• Request: Reproduce every line of the data below, renaming each "current arrow" to "current indicator" and keeping everything else identical.
--- Input for this task ---
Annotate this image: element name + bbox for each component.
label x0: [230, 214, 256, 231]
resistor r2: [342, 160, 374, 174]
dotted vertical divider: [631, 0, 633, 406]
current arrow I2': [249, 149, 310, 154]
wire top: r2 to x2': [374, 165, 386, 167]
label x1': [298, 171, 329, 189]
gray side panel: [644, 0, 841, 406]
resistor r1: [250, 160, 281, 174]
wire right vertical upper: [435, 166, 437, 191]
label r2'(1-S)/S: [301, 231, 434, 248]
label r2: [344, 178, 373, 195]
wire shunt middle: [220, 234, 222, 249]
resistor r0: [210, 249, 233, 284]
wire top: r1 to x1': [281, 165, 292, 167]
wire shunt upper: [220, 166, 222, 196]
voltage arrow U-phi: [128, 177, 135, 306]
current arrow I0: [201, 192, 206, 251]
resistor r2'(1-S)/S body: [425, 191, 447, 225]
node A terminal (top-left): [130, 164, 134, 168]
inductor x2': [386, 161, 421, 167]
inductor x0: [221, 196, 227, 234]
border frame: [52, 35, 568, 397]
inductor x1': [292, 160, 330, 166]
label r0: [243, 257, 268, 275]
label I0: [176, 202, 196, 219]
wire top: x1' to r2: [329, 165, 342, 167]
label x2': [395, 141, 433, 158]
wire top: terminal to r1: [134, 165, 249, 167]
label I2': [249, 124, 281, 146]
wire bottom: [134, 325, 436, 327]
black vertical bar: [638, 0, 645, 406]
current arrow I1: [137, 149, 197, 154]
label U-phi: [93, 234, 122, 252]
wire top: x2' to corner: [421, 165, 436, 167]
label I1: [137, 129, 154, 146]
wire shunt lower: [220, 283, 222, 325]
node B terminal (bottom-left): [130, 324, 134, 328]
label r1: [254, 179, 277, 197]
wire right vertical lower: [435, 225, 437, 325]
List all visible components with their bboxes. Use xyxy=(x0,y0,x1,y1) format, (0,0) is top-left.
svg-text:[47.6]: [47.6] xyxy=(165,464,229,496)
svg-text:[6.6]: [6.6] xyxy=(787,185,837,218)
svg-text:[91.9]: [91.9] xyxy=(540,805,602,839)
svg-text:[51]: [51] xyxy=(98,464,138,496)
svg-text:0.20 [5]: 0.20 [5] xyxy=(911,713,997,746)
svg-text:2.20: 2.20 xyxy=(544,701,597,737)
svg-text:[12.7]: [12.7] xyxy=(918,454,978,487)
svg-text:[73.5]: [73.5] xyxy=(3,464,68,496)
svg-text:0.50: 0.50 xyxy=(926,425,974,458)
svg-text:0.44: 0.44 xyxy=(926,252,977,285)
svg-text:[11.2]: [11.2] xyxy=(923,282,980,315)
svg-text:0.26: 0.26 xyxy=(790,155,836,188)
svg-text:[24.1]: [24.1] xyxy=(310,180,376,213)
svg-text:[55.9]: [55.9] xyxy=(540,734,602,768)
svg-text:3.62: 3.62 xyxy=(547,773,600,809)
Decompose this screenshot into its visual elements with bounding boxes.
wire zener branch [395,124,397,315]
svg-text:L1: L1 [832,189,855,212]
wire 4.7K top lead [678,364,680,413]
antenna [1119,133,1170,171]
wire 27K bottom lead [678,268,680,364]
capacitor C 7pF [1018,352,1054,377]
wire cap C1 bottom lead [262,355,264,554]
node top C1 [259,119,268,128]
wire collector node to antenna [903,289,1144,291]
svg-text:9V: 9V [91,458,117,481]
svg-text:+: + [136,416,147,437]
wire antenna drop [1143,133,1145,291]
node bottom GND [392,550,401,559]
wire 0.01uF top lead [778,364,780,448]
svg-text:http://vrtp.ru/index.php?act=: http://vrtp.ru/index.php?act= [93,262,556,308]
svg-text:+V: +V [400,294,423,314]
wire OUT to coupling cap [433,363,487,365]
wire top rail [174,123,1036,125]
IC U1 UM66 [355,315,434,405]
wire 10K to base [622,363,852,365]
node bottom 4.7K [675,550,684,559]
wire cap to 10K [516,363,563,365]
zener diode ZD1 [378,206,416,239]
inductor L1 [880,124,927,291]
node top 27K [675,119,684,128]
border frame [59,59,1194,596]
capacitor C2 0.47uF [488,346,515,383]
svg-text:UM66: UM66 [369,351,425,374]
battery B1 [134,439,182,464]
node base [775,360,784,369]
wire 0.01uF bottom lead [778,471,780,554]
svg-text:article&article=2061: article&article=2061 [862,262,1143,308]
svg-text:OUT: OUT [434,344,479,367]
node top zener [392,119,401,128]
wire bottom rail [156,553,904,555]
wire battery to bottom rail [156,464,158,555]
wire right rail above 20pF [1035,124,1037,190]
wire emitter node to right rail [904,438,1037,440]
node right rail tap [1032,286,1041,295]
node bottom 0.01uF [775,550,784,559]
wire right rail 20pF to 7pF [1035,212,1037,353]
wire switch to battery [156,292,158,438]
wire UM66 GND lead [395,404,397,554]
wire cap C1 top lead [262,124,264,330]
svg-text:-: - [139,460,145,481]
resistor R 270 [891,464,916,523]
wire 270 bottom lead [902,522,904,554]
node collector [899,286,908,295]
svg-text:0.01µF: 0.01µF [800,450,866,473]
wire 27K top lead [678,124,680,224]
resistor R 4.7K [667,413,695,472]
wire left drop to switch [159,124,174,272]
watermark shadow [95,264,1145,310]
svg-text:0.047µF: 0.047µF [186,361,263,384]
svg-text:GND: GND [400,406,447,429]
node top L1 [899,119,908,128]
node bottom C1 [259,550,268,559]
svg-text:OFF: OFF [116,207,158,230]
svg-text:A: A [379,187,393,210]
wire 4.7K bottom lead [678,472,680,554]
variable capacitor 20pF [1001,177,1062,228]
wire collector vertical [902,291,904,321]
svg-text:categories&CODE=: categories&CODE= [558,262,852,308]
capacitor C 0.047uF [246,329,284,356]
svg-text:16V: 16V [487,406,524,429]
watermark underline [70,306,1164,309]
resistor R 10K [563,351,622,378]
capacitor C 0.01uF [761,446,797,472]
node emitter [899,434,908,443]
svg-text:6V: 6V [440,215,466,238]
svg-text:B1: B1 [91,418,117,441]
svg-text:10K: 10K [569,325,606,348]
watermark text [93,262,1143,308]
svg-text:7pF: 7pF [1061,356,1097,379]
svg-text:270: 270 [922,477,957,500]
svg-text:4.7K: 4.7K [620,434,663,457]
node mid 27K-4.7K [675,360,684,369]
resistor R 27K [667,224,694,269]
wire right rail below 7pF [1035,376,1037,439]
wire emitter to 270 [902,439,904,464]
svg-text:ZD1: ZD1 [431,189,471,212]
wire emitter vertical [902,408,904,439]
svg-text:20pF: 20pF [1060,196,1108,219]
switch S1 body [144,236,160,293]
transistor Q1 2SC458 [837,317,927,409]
---
• Written answer:
Annotate this image: element name + bbox for each component.
label x0: [230, 214, 256, 231]
resistor r2: [342, 160, 374, 174]
dotted vertical divider: [631, 0, 633, 406]
current indicator I2': [249, 149, 310, 154]
wire top: r2 to x2': [374, 165, 386, 167]
label x1': [298, 171, 329, 189]
gray side panel: [644, 0, 841, 406]
resistor r1: [250, 160, 281, 174]
wire right vertical upper: [435, 166, 437, 191]
label r2'(1-S)/S: [301, 231, 434, 248]
label r2: [344, 178, 373, 195]
wire shunt middle: [220, 234, 222, 249]
resistor r0: [210, 249, 233, 284]
wire top: r1 to x1': [281, 165, 292, 167]
wire shunt upper: [220, 166, 222, 196]
voltage arrow U-phi: [128, 177, 135, 306]
current indicator I0: [201, 192, 206, 251]
resistor r2'(1-S)/S body: [425, 191, 447, 225]
node A terminal (top-left): [130, 164, 134, 168]
inductor x2': [386, 161, 421, 167]
inductor x0: [221, 196, 227, 234]
border frame: [52, 35, 568, 397]
inductor x1': [292, 160, 330, 166]
label r0: [243, 257, 268, 275]
label I0: [176, 202, 196, 219]
wire top: x1' to r2: [329, 165, 342, 167]
label x2': [395, 141, 433, 158]
wire top: terminal to r1: [134, 165, 249, 167]
label I2': [249, 124, 281, 146]
wire bottom: [134, 325, 436, 327]
black vertical bar: [638, 0, 645, 406]
current indicator I1: [137, 149, 197, 154]
label U-phi: [93, 234, 122, 252]
wire top: x2' to corner: [421, 165, 436, 167]
label I1: [137, 129, 154, 146]
wire shunt lower: [220, 283, 222, 325]
node B terminal (bottom-left): [130, 324, 134, 328]
label r1: [254, 179, 277, 197]
wire right vertical lower: [435, 225, 437, 325]
List all visible components with their bboxes. Use xyxy=(x0,y0,x1,y1) format, (0,0) is top-left.
svg-text:[47.6]: [47.6] xyxy=(165,464,229,496)
svg-text:[6.6]: [6.6] xyxy=(787,185,837,218)
svg-text:[91.9]: [91.9] xyxy=(540,805,602,839)
svg-text:[51]: [51] xyxy=(98,464,138,496)
svg-text:0.20 [5]: 0.20 [5] xyxy=(911,713,997,746)
svg-text:2.20: 2.20 xyxy=(544,701,597,737)
svg-text:[12.7]: [12.7] xyxy=(918,454,978,487)
svg-text:[73.5]: [73.5] xyxy=(3,464,68,496)
svg-text:0.50: 0.50 xyxy=(926,425,974,458)
svg-text:0.44: 0.44 xyxy=(926,252,977,285)
svg-text:[11.2]: [11.2] xyxy=(923,282,980,315)
svg-text:0.26: 0.26 xyxy=(790,155,836,188)
svg-text:[24.1]: [24.1] xyxy=(310,180,376,213)
svg-text:[55.9]: [55.9] xyxy=(540,734,602,768)
svg-text:3.62: 3.62 xyxy=(547,773,600,809)
Decompose this screenshot into its visual elements with bounding boxes.
wire zener branch [395,124,397,315]
svg-text:L1: L1 [832,189,855,212]
wire 4.7K top lead [678,364,680,413]
antenna [1119,133,1170,171]
wire 27K bottom lead [678,268,680,364]
capacitor C 7pF [1018,352,1054,377]
wire cap C1 bottom lead [262,355,264,554]
node top C1 [259,119,268,128]
wire collector node to antenna [903,289,1144,291]
svg-text:9V: 9V [91,458,117,481]
svg-text:+: + [136,416,147,437]
wire antenna drop [1143,133,1145,291]
node bottom GND [392,550,401,559]
wire 0.01uF top lead [778,364,780,448]
svg-text:http://vrtp.ru/index.php?act=: http://vrtp.ru/index.php?act= [93,262,556,308]
svg-text:+V: +V [400,294,423,314]
wire OUT to coupling cap [433,363,487,365]
wire top rail [174,123,1036,125]
IC U1 UM66 [355,315,434,405]
wire 10K to base [622,363,852,365]
node bottom 4.7K [675,550,684,559]
wire cap to 10K [516,363,563,365]
zener diode ZD1 [378,206,416,239]
inductor L1 [880,124,927,291]
node top 27K [675,119,684,128]
border frame [59,59,1194,596]
capacitor C2 0.47uF [488,346,515,383]
svg-text:UM66: UM66 [369,351,425,374]
battery B1 [134,439,182,464]
node base [775,360,784,369]
wire 0.01uF bottom lead [778,471,780,554]
svg-text:article&article=2061: article&article=2061 [862,262,1143,308]
svg-text:OUT: OUT [434,344,479,367]
node top zener [392,119,401,128]
wire bottom rail [156,553,904,555]
wire battery to bottom rail [156,464,158,555]
wire right rail above 20pF [1035,124,1037,190]
wire emitter node to right rail [904,438,1037,440]
node right rail tap [1032,286,1041,295]
node bottom 0.01uF [775,550,784,559]
wire right rail 20pF to 7pF [1035,212,1037,353]
wire switch to battery [156,292,158,438]
wire UM66 GND lead [395,404,397,554]
wire cap C1 top lead [262,124,264,330]
svg-text:-: - [139,460,145,481]
resistor R 270 [891,464,916,523]
wire 270 bottom lead [902,522,904,554]
node collector [899,286,908,295]
svg-text:0.01µF: 0.01µF [800,450,866,473]
wire 27K top lead [678,124,680,224]
resistor R 4.7K [667,413,695,472]
wire left drop to switch [159,124,174,272]
watermark shadow [95,264,1145,310]
svg-text:0.047µF: 0.047µF [186,361,263,384]
svg-text:GND: GND [400,406,447,429]
node top L1 [899,119,908,128]
node bottom C1 [259,550,268,559]
svg-text:OFF: OFF [116,207,158,230]
svg-text:A: A [379,187,393,210]
wire 4.7K bottom lead [678,472,680,554]
variable capacitor 20pF [1001,177,1062,228]
wire collector vertical [902,291,904,321]
svg-text:categories&CODE=: categories&CODE= [558,262,852,308]
capacitor C 0.047uF [246,329,284,356]
svg-text:16V: 16V [487,406,524,429]
watermark underline [70,306,1164,309]
resistor R 10K [563,351,622,378]
capacitor C 0.01uF [761,446,797,472]
node emitter [899,434,908,443]
svg-text:6V: 6V [440,215,466,238]
svg-text:B1: B1 [91,418,117,441]
svg-text:10K: 10K [569,325,606,348]
watermark text [93,262,1143,308]
svg-text:7pF: 7pF [1061,356,1097,379]
svg-text:270: 270 [922,477,957,500]
svg-text:4.7K: 4.7K [620,434,663,457]
node mid 27K-4.7K [675,360,684,369]
resistor R 27K [667,224,694,269]
wire right rail below 7pF [1035,376,1037,439]
wire emitter to 270 [902,439,904,464]
svg-text:ZD1: ZD1 [431,189,471,212]
wire emitter vertical [902,408,904,439]
svg-text:20pF: 20pF [1060,196,1108,219]
switch S1 body [144,236,160,293]
transistor Q1 2SC458 [837,317,927,409]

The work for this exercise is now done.